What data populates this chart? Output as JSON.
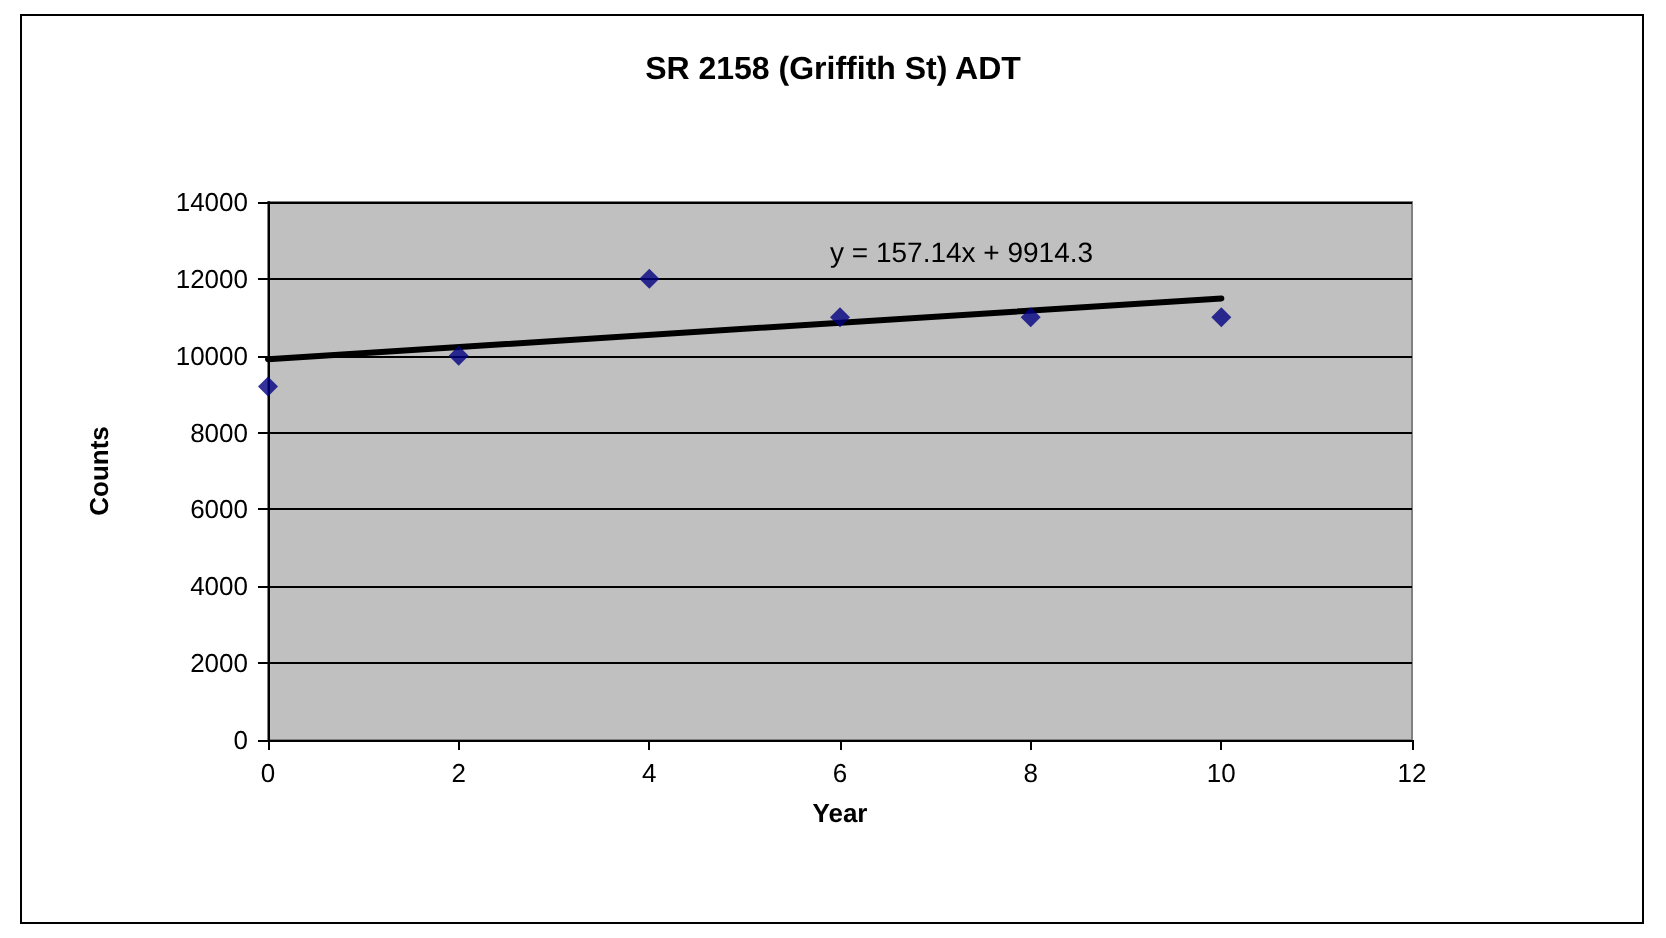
{
  "chart_data": {
    "type": "scatter",
    "title": "SR 2158 (Griffith St) ADT",
    "xlabel": "Year",
    "ylabel": "Counts",
    "x": [
      0,
      2,
      4,
      6,
      8,
      10
    ],
    "series": [
      {
        "type": "scatter",
        "color": "#000080",
        "marker": "diamond",
        "values": [
          9200,
          10000,
          12000,
          11000,
          11000,
          11000
        ]
      },
      {
        "type": "line",
        "color": "#000000",
        "marker": "none",
        "line_style": "solid",
        "x": [
          0,
          10
        ],
        "values": [
          9910,
          11490
        ]
      }
    ],
    "xlim": [
      0,
      12
    ],
    "xticks": [
      0,
      2,
      4,
      6,
      8,
      10,
      12
    ],
    "ylim": [
      0,
      14000
    ],
    "yticks": [
      0,
      2000,
      4000,
      6000,
      8000,
      10000,
      12000,
      14000
    ],
    "grid": "y",
    "annotations": [
      "y = 157.14x + 9914.3"
    ]
  }
}
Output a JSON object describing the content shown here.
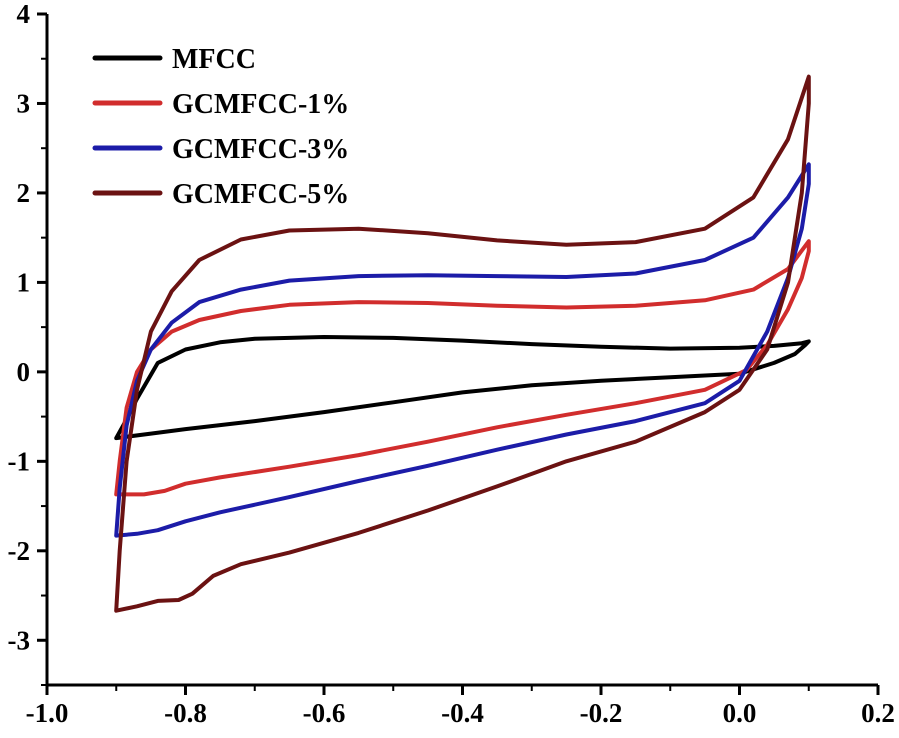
{
  "chart_data": {
    "type": "line",
    "title": "",
    "xlabel": "",
    "ylabel": "",
    "xlim": [
      -1.0,
      0.2
    ],
    "ylim": [
      -3.5,
      4
    ],
    "x_ticks": [
      -1.0,
      -0.8,
      -0.6,
      -0.4,
      -0.2,
      0.0,
      0.2
    ],
    "x_tick_labels": [
      "-1.0",
      "-0.8",
      "-0.6",
      "-0.4",
      "-0.2",
      "0.0",
      "0.2"
    ],
    "y_ticks": [
      -3,
      -2,
      -1,
      0,
      1,
      2,
      3,
      4
    ],
    "y_tick_labels": [
      "-3",
      "-2",
      "-1",
      "0",
      "1",
      "2",
      "3",
      "4"
    ],
    "grid": false,
    "legend_position": "top-left",
    "series": [
      {
        "name": "MFCC",
        "color": "#000000",
        "points": [
          [
            -0.9,
            -0.74
          ],
          [
            -0.89,
            -0.6
          ],
          [
            -0.87,
            -0.3
          ],
          [
            -0.84,
            0.1
          ],
          [
            -0.8,
            0.25
          ],
          [
            -0.75,
            0.33
          ],
          [
            -0.7,
            0.37
          ],
          [
            -0.6,
            0.39
          ],
          [
            -0.5,
            0.38
          ],
          [
            -0.4,
            0.35
          ],
          [
            -0.3,
            0.31
          ],
          [
            -0.2,
            0.28
          ],
          [
            -0.1,
            0.26
          ],
          [
            0.0,
            0.27
          ],
          [
            0.05,
            0.29
          ],
          [
            0.09,
            0.32
          ],
          [
            0.1,
            0.34
          ],
          [
            0.095,
            0.3
          ],
          [
            0.08,
            0.2
          ],
          [
            0.05,
            0.1
          ],
          [
            0.0,
            -0.02
          ],
          [
            -0.1,
            -0.06
          ],
          [
            -0.2,
            -0.1
          ],
          [
            -0.3,
            -0.15
          ],
          [
            -0.4,
            -0.23
          ],
          [
            -0.5,
            -0.34
          ],
          [
            -0.6,
            -0.45
          ],
          [
            -0.7,
            -0.55
          ],
          [
            -0.8,
            -0.64
          ],
          [
            -0.85,
            -0.69
          ],
          [
            -0.9,
            -0.74
          ]
        ]
      },
      {
        "name": "GCMFCC-1%",
        "color": "#d12d2d",
        "points": [
          [
            -0.9,
            -1.37
          ],
          [
            -0.895,
            -1.0
          ],
          [
            -0.885,
            -0.4
          ],
          [
            -0.87,
            0.0
          ],
          [
            -0.85,
            0.25
          ],
          [
            -0.82,
            0.45
          ],
          [
            -0.78,
            0.58
          ],
          [
            -0.72,
            0.68
          ],
          [
            -0.65,
            0.75
          ],
          [
            -0.55,
            0.78
          ],
          [
            -0.45,
            0.77
          ],
          [
            -0.35,
            0.74
          ],
          [
            -0.25,
            0.72
          ],
          [
            -0.15,
            0.74
          ],
          [
            -0.05,
            0.8
          ],
          [
            0.02,
            0.92
          ],
          [
            0.07,
            1.15
          ],
          [
            0.1,
            1.46
          ],
          [
            0.1,
            1.35
          ],
          [
            0.09,
            1.05
          ],
          [
            0.07,
            0.7
          ],
          [
            0.04,
            0.3
          ],
          [
            0.01,
            0.02
          ],
          [
            -0.05,
            -0.2
          ],
          [
            -0.15,
            -0.35
          ],
          [
            -0.25,
            -0.48
          ],
          [
            -0.35,
            -0.62
          ],
          [
            -0.45,
            -0.78
          ],
          [
            -0.55,
            -0.93
          ],
          [
            -0.65,
            -1.06
          ],
          [
            -0.75,
            -1.18
          ],
          [
            -0.8,
            -1.25
          ],
          [
            -0.83,
            -1.33
          ],
          [
            -0.86,
            -1.37
          ],
          [
            -0.9,
            -1.37
          ]
        ]
      },
      {
        "name": "GCMFCC-3%",
        "color": "#1c1ca8",
        "points": [
          [
            -0.9,
            -1.83
          ],
          [
            -0.895,
            -1.3
          ],
          [
            -0.885,
            -0.6
          ],
          [
            -0.87,
            -0.1
          ],
          [
            -0.85,
            0.25
          ],
          [
            -0.82,
            0.55
          ],
          [
            -0.78,
            0.78
          ],
          [
            -0.72,
            0.92
          ],
          [
            -0.65,
            1.02
          ],
          [
            -0.55,
            1.07
          ],
          [
            -0.45,
            1.08
          ],
          [
            -0.35,
            1.07
          ],
          [
            -0.25,
            1.06
          ],
          [
            -0.15,
            1.1
          ],
          [
            -0.05,
            1.25
          ],
          [
            0.02,
            1.5
          ],
          [
            0.07,
            1.95
          ],
          [
            0.1,
            2.32
          ],
          [
            0.1,
            2.1
          ],
          [
            0.09,
            1.6
          ],
          [
            0.07,
            1.05
          ],
          [
            0.04,
            0.45
          ],
          [
            0.0,
            -0.1
          ],
          [
            -0.05,
            -0.35
          ],
          [
            -0.15,
            -0.55
          ],
          [
            -0.25,
            -0.7
          ],
          [
            -0.35,
            -0.87
          ],
          [
            -0.45,
            -1.05
          ],
          [
            -0.55,
            -1.22
          ],
          [
            -0.65,
            -1.4
          ],
          [
            -0.75,
            -1.57
          ],
          [
            -0.8,
            -1.67
          ],
          [
            -0.84,
            -1.77
          ],
          [
            -0.87,
            -1.81
          ],
          [
            -0.9,
            -1.83
          ]
        ]
      },
      {
        "name": "GCMFCC-5%",
        "color": "#6b1212",
        "points": [
          [
            -0.9,
            -2.67
          ],
          [
            -0.895,
            -2.0
          ],
          [
            -0.885,
            -1.0
          ],
          [
            -0.87,
            -0.2
          ],
          [
            -0.85,
            0.45
          ],
          [
            -0.82,
            0.9
          ],
          [
            -0.78,
            1.25
          ],
          [
            -0.72,
            1.48
          ],
          [
            -0.65,
            1.58
          ],
          [
            -0.55,
            1.6
          ],
          [
            -0.45,
            1.55
          ],
          [
            -0.35,
            1.47
          ],
          [
            -0.25,
            1.42
          ],
          [
            -0.15,
            1.45
          ],
          [
            -0.05,
            1.6
          ],
          [
            0.02,
            1.95
          ],
          [
            0.07,
            2.6
          ],
          [
            0.1,
            3.3
          ],
          [
            0.1,
            3.0
          ],
          [
            0.09,
            2.0
          ],
          [
            0.07,
            1.0
          ],
          [
            0.04,
            0.25
          ],
          [
            0.0,
            -0.2
          ],
          [
            -0.05,
            -0.45
          ],
          [
            -0.15,
            -0.78
          ],
          [
            -0.25,
            -1.0
          ],
          [
            -0.35,
            -1.28
          ],
          [
            -0.45,
            -1.55
          ],
          [
            -0.55,
            -1.8
          ],
          [
            -0.65,
            -2.02
          ],
          [
            -0.72,
            -2.15
          ],
          [
            -0.76,
            -2.28
          ],
          [
            -0.79,
            -2.48
          ],
          [
            -0.81,
            -2.55
          ],
          [
            -0.84,
            -2.56
          ],
          [
            -0.87,
            -2.62
          ],
          [
            -0.9,
            -2.67
          ]
        ]
      }
    ]
  }
}
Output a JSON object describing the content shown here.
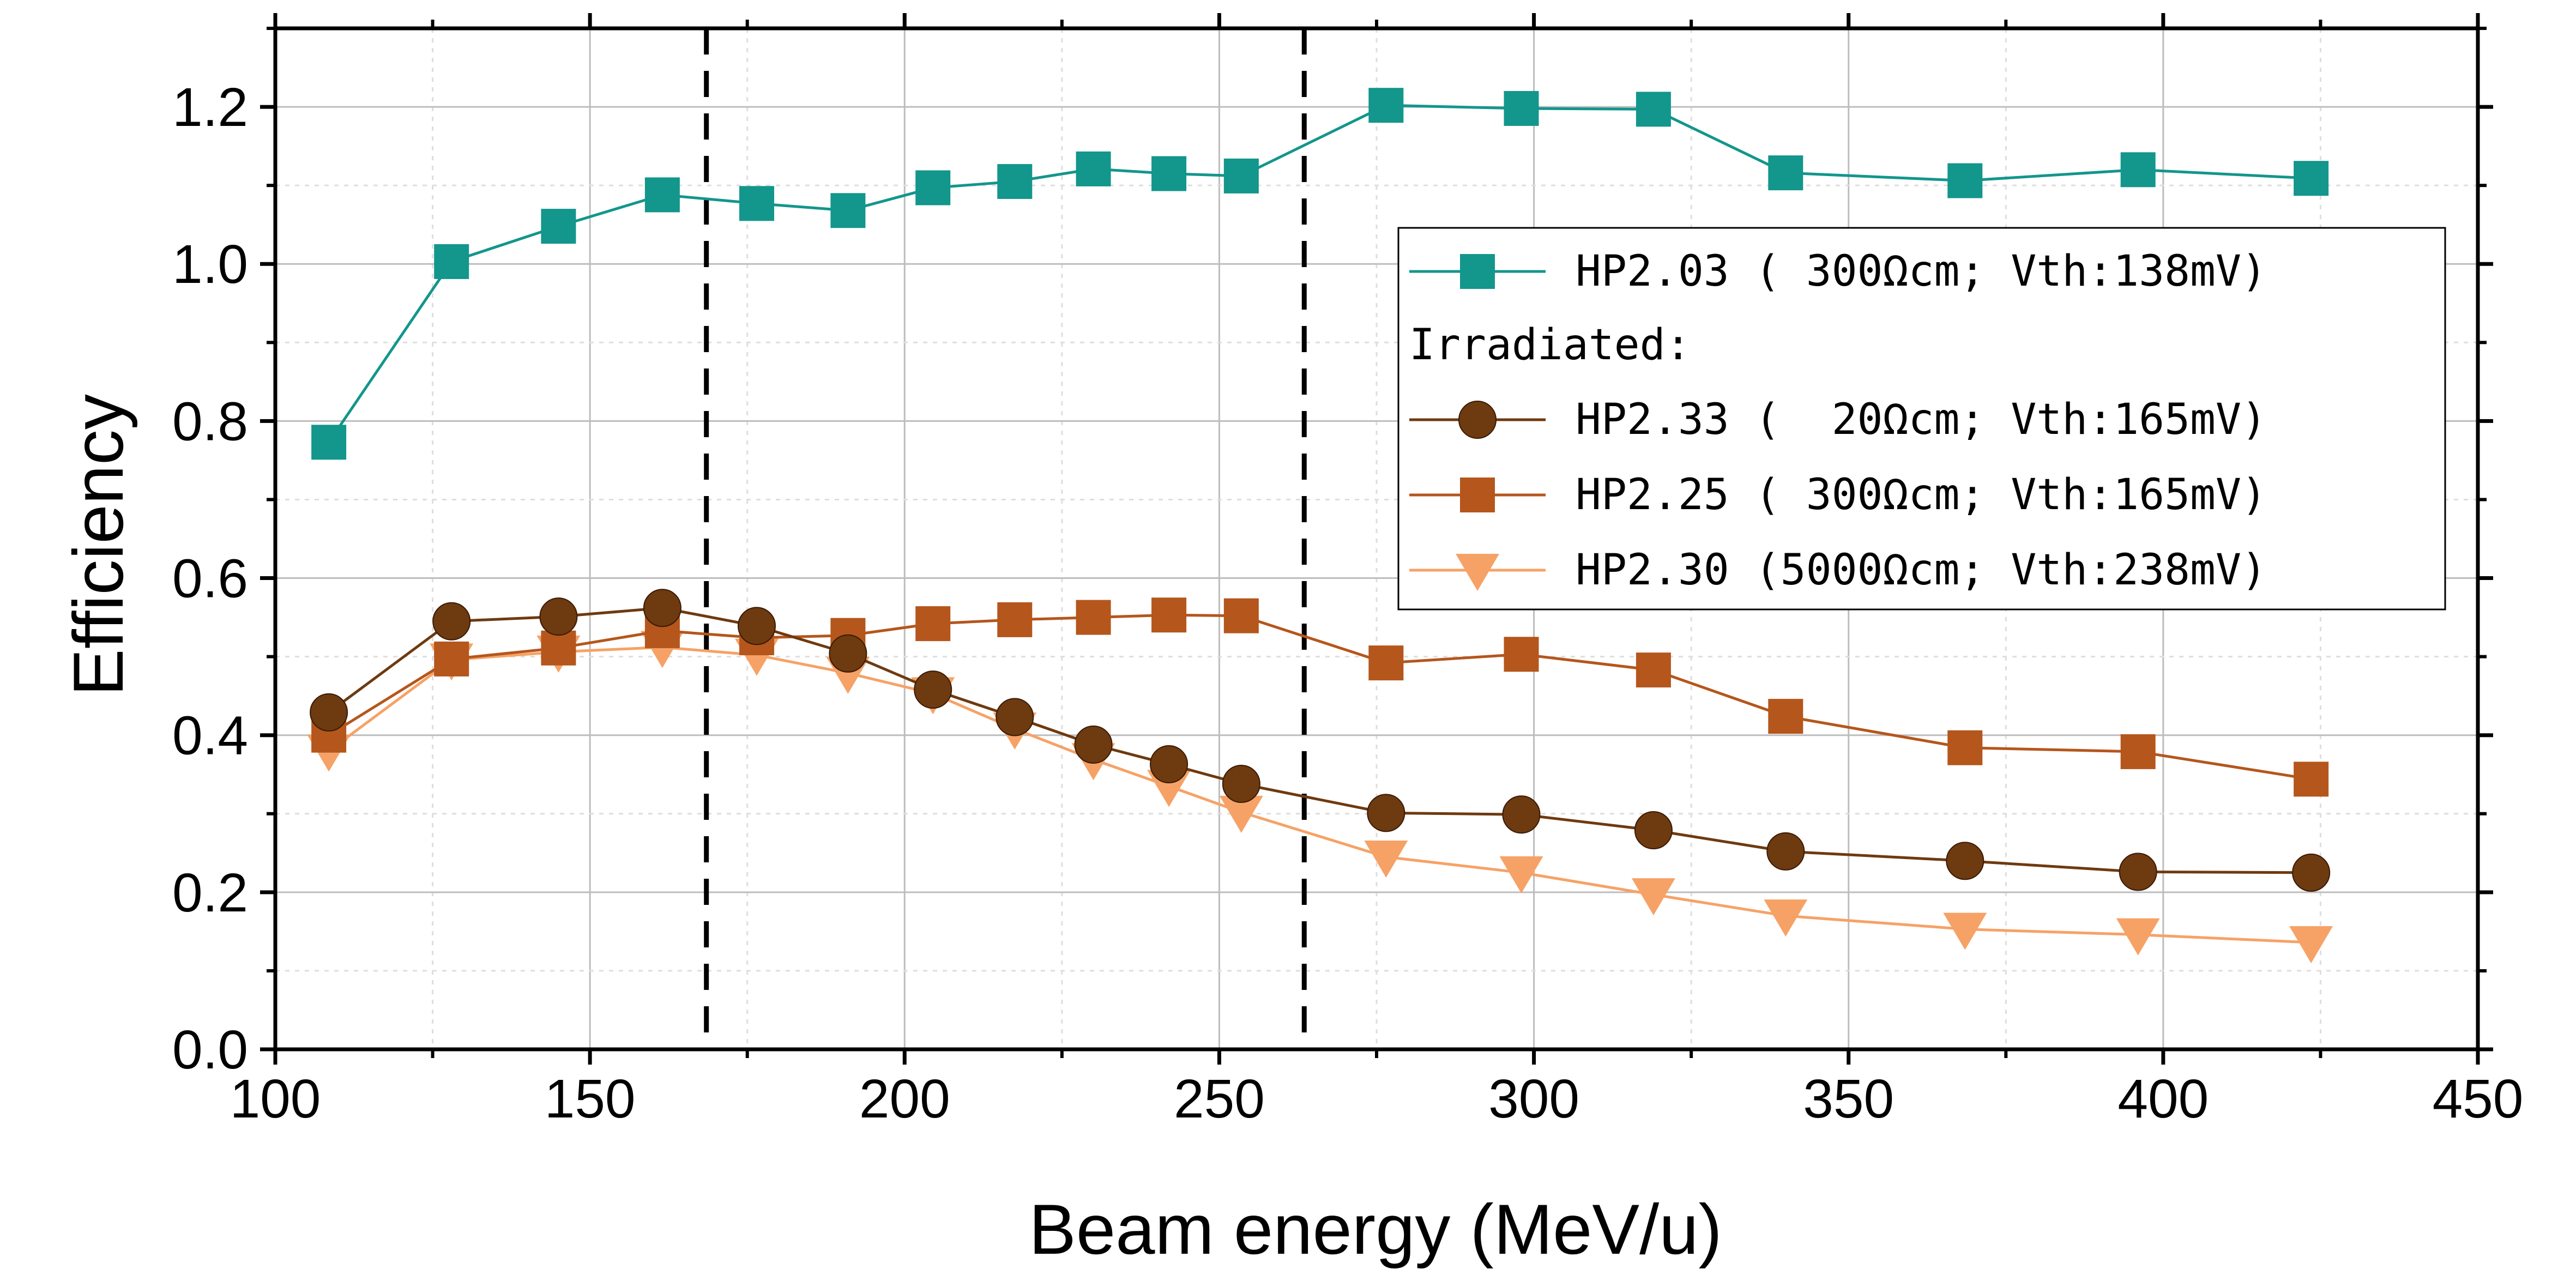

---

* Brief: Filter the data for the string "type" and copy every line that has it.

* Answer to this task:
    "type": "scatter",
        "type": "scatter",
        "type": "line",
    "type": "line",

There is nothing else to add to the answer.